Request: The material below should be written out in full and exactly; pictures stay out of the copy.

* Start Entries shown *

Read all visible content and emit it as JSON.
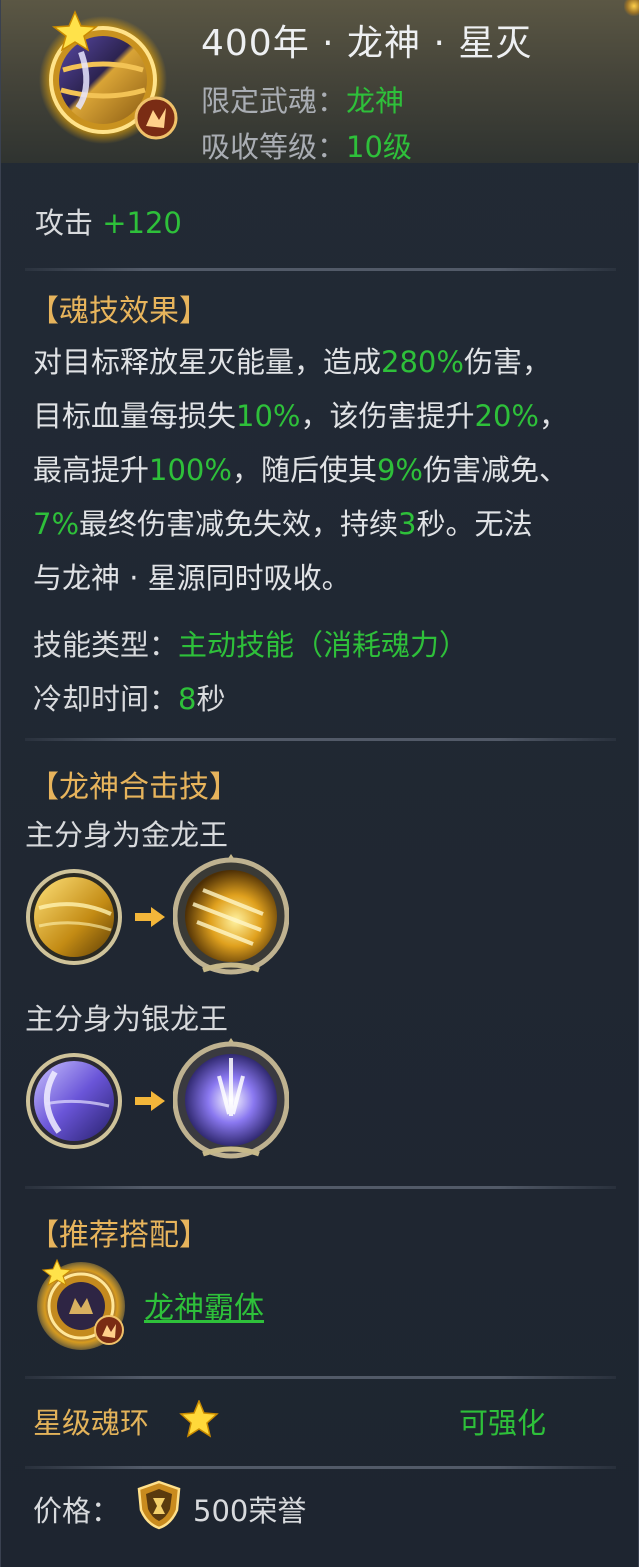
{
  "header": {
    "title": "400年 · 龙神 · 星灭",
    "limit_label": "限定武魂：",
    "limit_value": "龙神",
    "absorb_label": "吸收等级：",
    "absorb_value": "10级"
  },
  "stats": {
    "attack_label": "攻击",
    "attack_value": "+120"
  },
  "effect": {
    "heading": "【魂技效果】",
    "lines": [
      [
        [
          "t",
          "对目标释放星灭能量，造成"
        ],
        [
          "g",
          "280%"
        ],
        [
          "t",
          "伤害，"
        ]
      ],
      [
        [
          "t",
          "目标血量每损失"
        ],
        [
          "g",
          "10%"
        ],
        [
          "t",
          "，该伤害提升"
        ],
        [
          "g",
          "20%"
        ],
        [
          "t",
          "，"
        ]
      ],
      [
        [
          "t",
          "最高提升"
        ],
        [
          "g",
          "100%"
        ],
        [
          "t",
          "，随后使其"
        ],
        [
          "g",
          "9%"
        ],
        [
          "t",
          "伤害减免、"
        ]
      ],
      [
        [
          "g",
          "7%"
        ],
        [
          "t",
          "最终伤害减免失效，持续"
        ],
        [
          "g",
          "3"
        ],
        [
          "t",
          "秒。无法"
        ]
      ],
      [
        [
          "t",
          "与龙神 · 星源同时吸收。"
        ]
      ]
    ],
    "type_label": "技能类型：",
    "type_value": "主动技能（消耗魂力）",
    "cooldown_label": "冷却时间：",
    "cooldown_value": "8",
    "cooldown_unit": "秒"
  },
  "combo": {
    "heading": "【龙神合击技】",
    "gold_caption": "主分身为金龙王",
    "silver_caption": "主分身为银龙王"
  },
  "recommend": {
    "heading": "【推荐搭配】",
    "link_text": "龙神霸体"
  },
  "star": {
    "label": "星级魂环",
    "status": "可强化"
  },
  "price": {
    "label": "价格：",
    "value": "500荣誉"
  },
  "colors": {
    "green": "#2ec03a",
    "gold_heading": "#e7b45c",
    "panel_bg": "#1f2631"
  }
}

* End Entries shown *

The output:
Read all visible content and emit it as JSON.
{
  "header": {
    "title": "400年 · 龙神 · 星灭",
    "limit_label": "限定武魂：",
    "limit_value": "龙神",
    "absorb_label": "吸收等级：",
    "absorb_value": "10级"
  },
  "stats": {
    "attack_label": "攻击",
    "attack_value": "+120"
  },
  "effect": {
    "heading": "【魂技效果】",
    "lines": [
      [
        [
          "t",
          "对目标释放星灭能量，造成"
        ],
        [
          "g",
          "280%"
        ],
        [
          "t",
          "伤害，"
        ]
      ],
      [
        [
          "t",
          "目标血量每损失"
        ],
        [
          "g",
          "10%"
        ],
        [
          "t",
          "，该伤害提升"
        ],
        [
          "g",
          "20%"
        ],
        [
          "t",
          "，"
        ]
      ],
      [
        [
          "t",
          "最高提升"
        ],
        [
          "g",
          "100%"
        ],
        [
          "t",
          "，随后使其"
        ],
        [
          "g",
          "9%"
        ],
        [
          "t",
          "伤害减免、"
        ]
      ],
      [
        [
          "g",
          "7%"
        ],
        [
          "t",
          "最终伤害减免失效，持续"
        ],
        [
          "g",
          "3"
        ],
        [
          "t",
          "秒。无法"
        ]
      ],
      [
        [
          "t",
          "与龙神 · 星源同时吸收。"
        ]
      ]
    ],
    "type_label": "技能类型：",
    "type_value": "主动技能（消耗魂力）",
    "cooldown_label": "冷却时间：",
    "cooldown_value": "8",
    "cooldown_unit": "秒"
  },
  "combo": {
    "heading": "【龙神合击技】",
    "gold_caption": "主分身为金龙王",
    "silver_caption": "主分身为银龙王"
  },
  "recommend": {
    "heading": "【推荐搭配】",
    "link_text": "龙神霸体"
  },
  "star": {
    "label": "星级魂环",
    "status": "可强化"
  },
  "price": {
    "label": "价格：",
    "value": "500荣誉"
  },
  "colors": {
    "green": "#2ec03a",
    "gold_heading": "#e7b45c",
    "panel_bg": "#1f2631"
  }
}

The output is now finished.